What to work on: Do not copy the pictures; transcribe all other material exactly.
[BEGIN Given records]
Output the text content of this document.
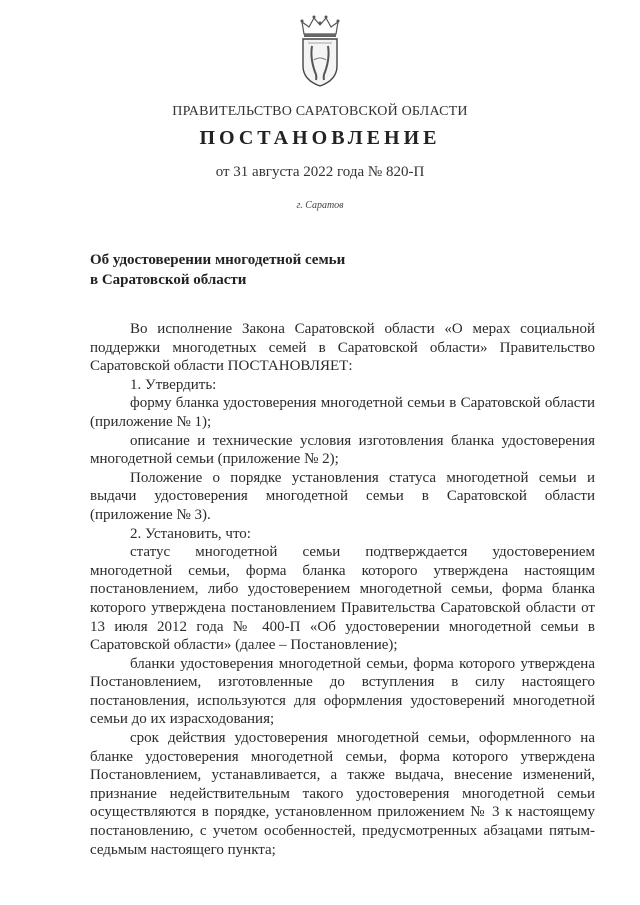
ПРАВИТЕЛЬСТВО САРАТОВСКОЙ ОБЛАСТИ
ПОСТАНОВЛЕНИЕ
от 31 августа 2022 года № 820-П
г. Саратов
Об удостоверении многодетной семьи
в Саратовской области

Во исполнение Закона Саратовской области «О мерах социальной поддержки многодетных семей в Саратовской области» Правительство Саратовской области ПОСТАНОВЛЯЕТ:

1. Утвердить:

форму бланка удостоверения многодетной семьи в Саратовской области (приложение № 1);

описание и технические условия изготовления бланка удостоверения многодетной семьи (приложение № 2);

Положение о порядке установления статуса многодетной семьи и выдачи удостоверения многодетной семьи в Саратовской области (приложение № 3).

2. Установить, что:

статус многодетной семьи подтверждается удостоверением многодетной семьи, форма бланка которого утверждена настоящим постановлением, либо удостоверением многодетной семьи, форма бланка которого утверждена постановлением Правительства Саратовской области от 13 июля 2012 года № 400-П «Об удостоверении многодетной семьи в Саратовской области» (далее – Постановление);

бланки удостоверения многодетной семьи, форма которого утверждена Постановлением, изготовленные до вступления в силу настоящего постановления, используются для оформления удостоверений многодетной семьи до их израсходования;

срок действия удостоверения многодетной семьи, оформленного на бланке удостоверения многодетной семьи, форма которого утверждена Постановлением, устанавливается, а также выдача, внесение изменений, признание недействительным такого удостоверения многодетной семьи осуществляются в порядке, установленном приложением № 3 к настоящему постановлению, с учетом особенностей, предусмотренных абзацами пятым-седьмым настоящего пункта;
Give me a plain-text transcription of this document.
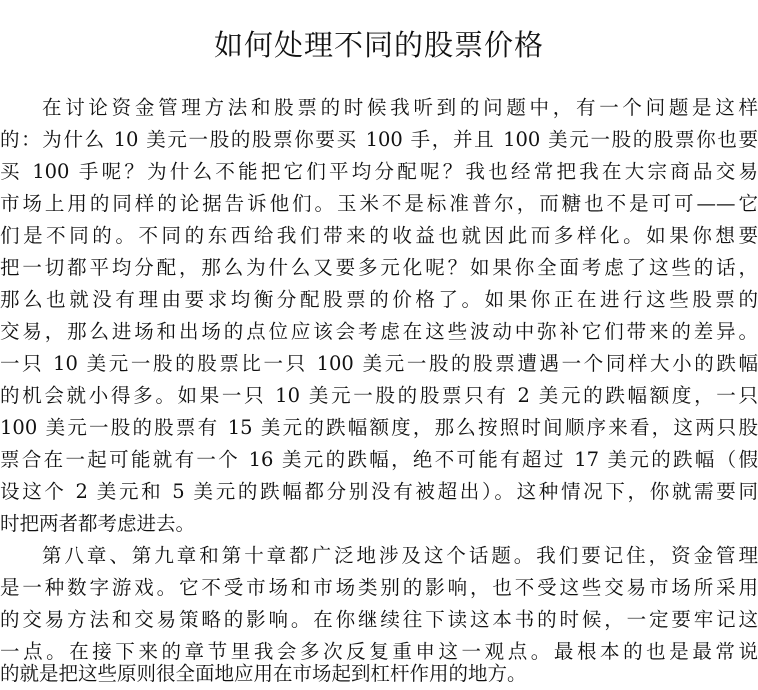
如何处理不同的股票价格
在讨论资金管理方法和股票的时候我听到的问题中，有一个问题是这样
的：为什么 10 美元一股的股票你要买 100 手，并且 100 美元一股的股票你也要
买 100 手呢？为什么不能把它们平均分配呢？我也经常把我在大宗商品交易
市场上用的同样的论据告诉他们。玉米不是标准普尔，而糖也不是可可——它
们是不同的。不同的东西给我们带来的收益也就因此而多样化。如果你想要
把一切都平均分配，那么为什么又要多元化呢？如果你全面考虑了这些的话，
那么也就没有理由要求均衡分配股票的价格了。如果你正在进行这些股票的
交易，那么进场和出场的点位应该会考虑在这些波动中弥补它们带来的差异。
一只 10 美元一股的股票比一只 100 美元一股的股票遭遇一个同样大小的跌幅
的机会就小得多。如果一只 10 美元一股的股票只有 2 美元的跌幅额度，一只
100 美元一股的股票有 15 美元的跌幅额度，那么按照时间顺序来看，这两只股
票合在一起可能就有一个 16 美元的跌幅，绝不可能有超过 17 美元的跌幅（假
设这个 2 美元和 5 美元的跌幅都分别没有被超出）。这种情况下，你就需要同
时把两者都考虑进去。
第八章、第九章和第十章都广泛地涉及这个话题。我们要记住，资金管理
是一种数字游戏。它不受市场和市场类别的影响，也不受这些交易市场所采用
的交易方法和交易策略的影响。在你继续往下读这本书的时候，一定要牢记这
一点。在接下来的章节里我会多次反复重申这一观点。最根本的也是最常说
的就是把这些原则很全面地应用在市场起到杠杆作用的地方。
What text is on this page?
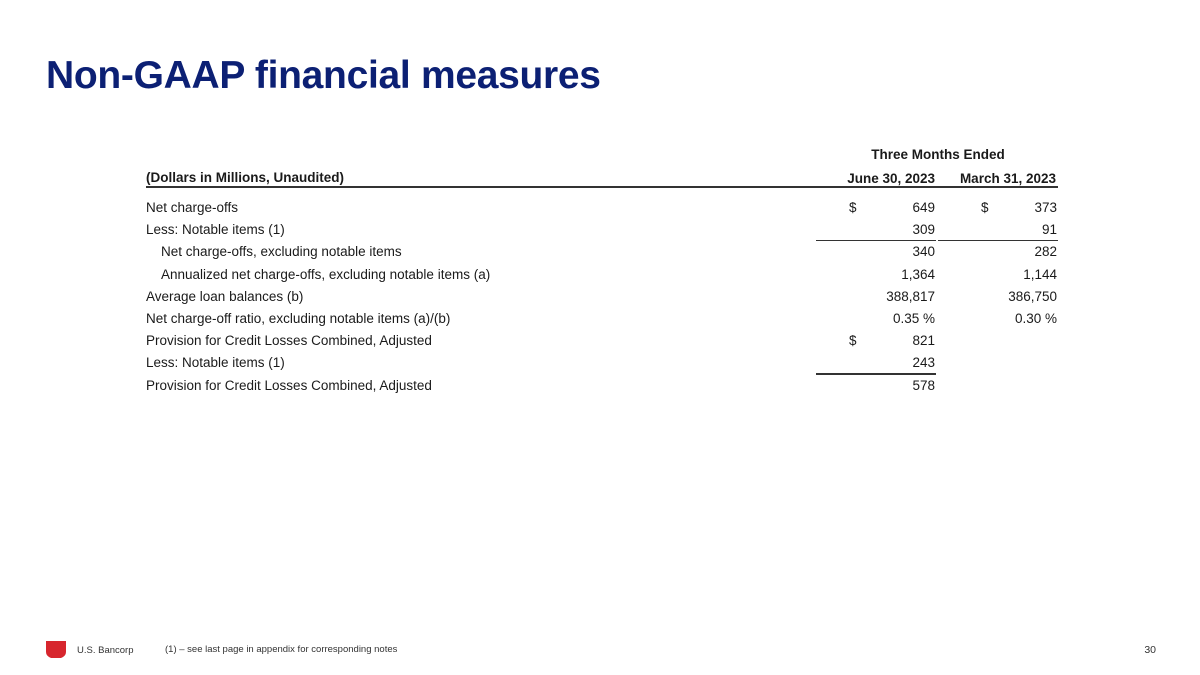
Non-GAAP financial measures
Three Months Ended
(Dollars in Millions, Unaudited)	June 30, 2023	March 31, 2023
Net charge-offs	$	649	$	373
Less: Notable items (1)	309	91
Net charge-offs, excluding notable items	340	282
Annualized net charge-offs, excluding notable items (a)	1,364	1,144
Average loan balances (b)	388,817	386,750
Net charge-off ratio, excluding notable items (a)/(b)	0.35 %	0.30 %
Provision for Credit Losses Combined, Adjusted	$	821
Less: Notable items (1)	243
Provision for Credit Losses Combined, Adjusted	578
U.S. Bancorp	(1) – see last page in appendix for corresponding notes	30
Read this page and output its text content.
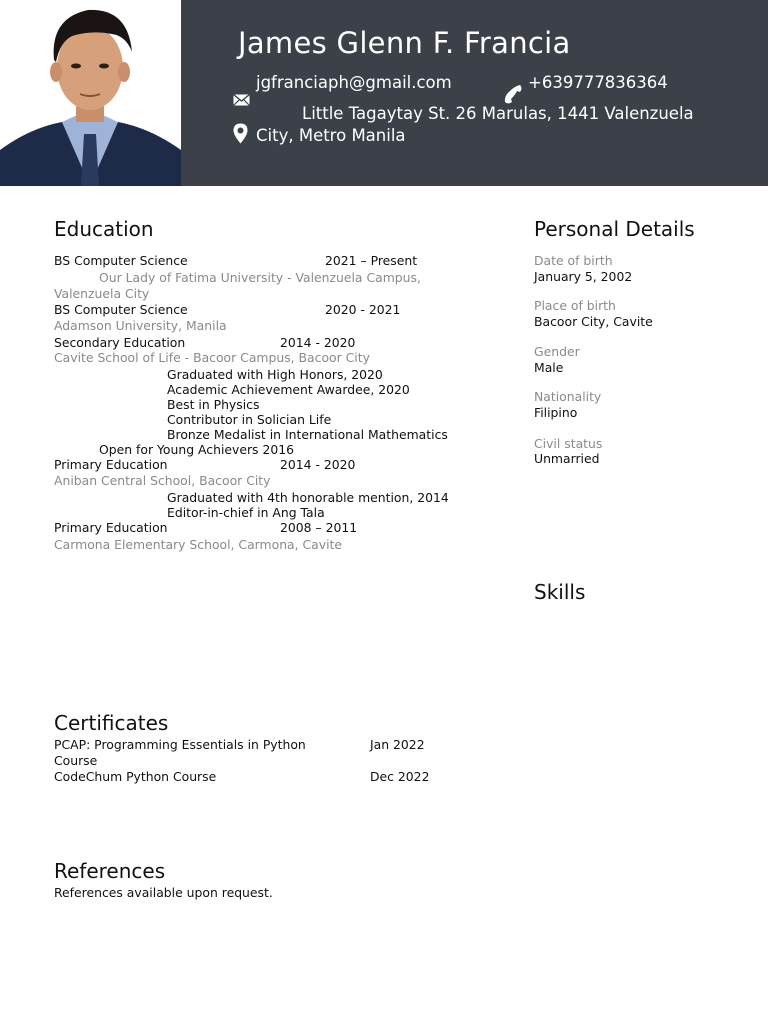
James Glenn F. Francia
jgfranciaph@gmail.com	+639777836364
Little Tagaytay St. 26 Marulas, 1441 Valenzuela
City, Metro Manila
Education
BS Computer Science	2021 – Present
Our Lady of Fatima University - Valenzuela Campus,
Valenzuela City
BS Computer Science	2020 - 2021
Adamson University, Manila
Secondary Education	2014 - 2020
Cavite School of Life - Bacoor Campus, Bacoor City
Graduated with High Honors, 2020
Academic Achievement Awardee, 2020
Best in Physics
Contributor in Solician Life
Bronze Medalist in International Mathematics
Open for Young Achievers 2016
Primary Education	2014 - 2020
Aniban Central School, Bacoor City
Graduated with 4th honorable mention, 2014
Editor-in-chief in Ang Tala
Primary Education	2008 – 2011
Carmona Elementary School, Carmona, Cavite
Personal Details
Date of birth
January 5, 2002
Place of birth
Bacoor City, Cavite
Gender
Male
Nationality
Filipino
Civil status
Unmarried
Skills
Certificates
PCAP: Programming Essentials in Python
Course
Jan 2022
CodeChum Python Course	Dec 2022
References
References available upon request.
[END Given records]
Solution:
Output the text content of this document.
ПРАВИТЕЛЬСТВО САРАТОВСКОЙ ОБЛАСТИ
ПОСТАНОВЛЕНИЕ
от 31 августа 2022 года № 820-П
г. Саратов
Об удостоверении многодетной семьи
в Саратовской области

Во исполнение Закона Саратовской области «О мерах социальной поддержки многодетных семей в Саратовской области» Правительство Саратовской области ПОСТАНОВЛЯЕТ:

1. Утвердить:

форму бланка удостоверения многодетной семьи в Саратовской области (приложение № 1);

описание и технические условия изготовления бланка удостоверения многодетной семьи (приложение № 2);

Положение о порядке установления статуса многодетной семьи и выдачи удостоверения многодетной семьи в Саратовской области (приложение № 3).

2. Установить, что:

статус многодетной семьи подтверждается удостоверением многодетной семьи, форма бланка которого утверждена настоящим постановлением, либо удостоверением многодетной семьи, форма бланка которого утверждена постановлением Правительства Саратовской области от 13 июля 2012 года № 400-П «Об удостоверении многодетной семьи в Саратовской области» (далее – Постановление);

бланки удостоверения многодетной семьи, форма которого утверждена Постановлением, изготовленные до вступления в силу настоящего постановления, используются для оформления удостоверений многодетной семьи до их израсходования;

срок действия удостоверения многодетной семьи, оформленного на бланке удостоверения многодетной семьи, форма которого утверждена Постановлением, устанавливается, а также выдача, внесение изменений, признание недействительным такого удостоверения многодетной семьи осуществляются в порядке, установленном приложением № 3 к настоящему постановлению, с учетом особенностей, предусмотренных абзацами пятым-седьмым настоящего пункта;
Give me a plain-text transcription of this document.
如何处理不同的股票价格
在讨论资金管理方法和股票的时候我听到的问题中，有一个问题是这样
的：为什么 10 美元一股的股票你要买 100 手，并且 100 美元一股的股票你也要
买 100 手呢？为什么不能把它们平均分配呢？我也经常把我在大宗商品交易
市场上用的同样的论据告诉他们。玉米不是标准普尔，而糖也不是可可——它
们是不同的。不同的东西给我们带来的收益也就因此而多样化。如果你想要
把一切都平均分配，那么为什么又要多元化呢？如果你全面考虑了这些的话，
那么也就没有理由要求均衡分配股票的价格了。如果你正在进行这些股票的
交易，那么进场和出场的点位应该会考虑在这些波动中弥补它们带来的差异。
一只 10 美元一股的股票比一只 100 美元一股的股票遭遇一个同样大小的跌幅
的机会就小得多。如果一只 10 美元一股的股票只有 2 美元的跌幅额度，一只
100 美元一股的股票有 15 美元的跌幅额度，那么按照时间顺序来看，这两只股
票合在一起可能就有一个 16 美元的跌幅，绝不可能有超过 17 美元的跌幅（假
设这个 2 美元和 5 美元的跌幅都分别没有被超出）。这种情况下，你就需要同
时把两者都考虑进去。
第八章、第九章和第十章都广泛地涉及这个话题。我们要记住，资金管理
是一种数字游戏。它不受市场和市场类别的影响，也不受这些交易市场所采用
的交易方法和交易策略的影响。在你继续往下读这本书的时候，一定要牢记这
一点。在接下来的章节里我会多次反复重申这一观点。最根本的也是最常说
的就是把这些原则很全面地应用在市场起到杠杆作用的地方。
What text is on this page?
Non-GAAP financial measures
Three Months Ended
(Dollars in Millions, Unaudited)	June 30, 2023	March 31, 2023
Net charge-offs	$	649	$	373
Less: Notable items (1)	309	91
Net charge-offs, excluding notable items	340	282
Annualized net charge-offs, excluding notable items (a)	1,364	1,144
Average loan balances (b)	388,817	386,750
Net charge-off ratio, excluding notable items (a)/(b)	0.35 %	0.30 %
Provision for Credit Losses Combined, Adjusted	$	821
Less: Notable items (1)	243
Provision for Credit Losses Combined, Adjusted	578
U.S. Bancorp	(1) – see last page in appendix for corresponding notes	30
Read this page and output its text content.
James Glenn F. Francia
jgfranciaph@gmail.com	+639777836364
Little Tagaytay St. 26 Marulas, 1441 Valenzuela
City, Metro Manila
Education
BS Computer Science	2021 – Present
Our Lady of Fatima University - Valenzuela Campus,
Valenzuela City
BS Computer Science	2020 - 2021
Adamson University, Manila
Secondary Education	2014 - 2020
Cavite School of Life - Bacoor Campus, Bacoor City
Graduated with High Honors, 2020
Academic Achievement Awardee, 2020
Best in Physics
Contributor in Solician Life
Bronze Medalist in International Mathematics
Open for Young Achievers 2016
Primary Education	2014 - 2020
Aniban Central School, Bacoor City
Graduated with 4th honorable mention, 2014
Editor-in-chief in Ang Tala
Primary Education	2008 – 2011
Carmona Elementary School, Carmona, Cavite
Personal Details
Date of birth
January 5, 2002
Place of birth
Bacoor City, Cavite
Gender
Male
Nationality
Filipino
Civil status
Unmarried
Skills
Certificates
PCAP: Programming Essentials in Python
Course
Jan 2022
CodeChum Python Course	Dec 2022
References
References available upon request.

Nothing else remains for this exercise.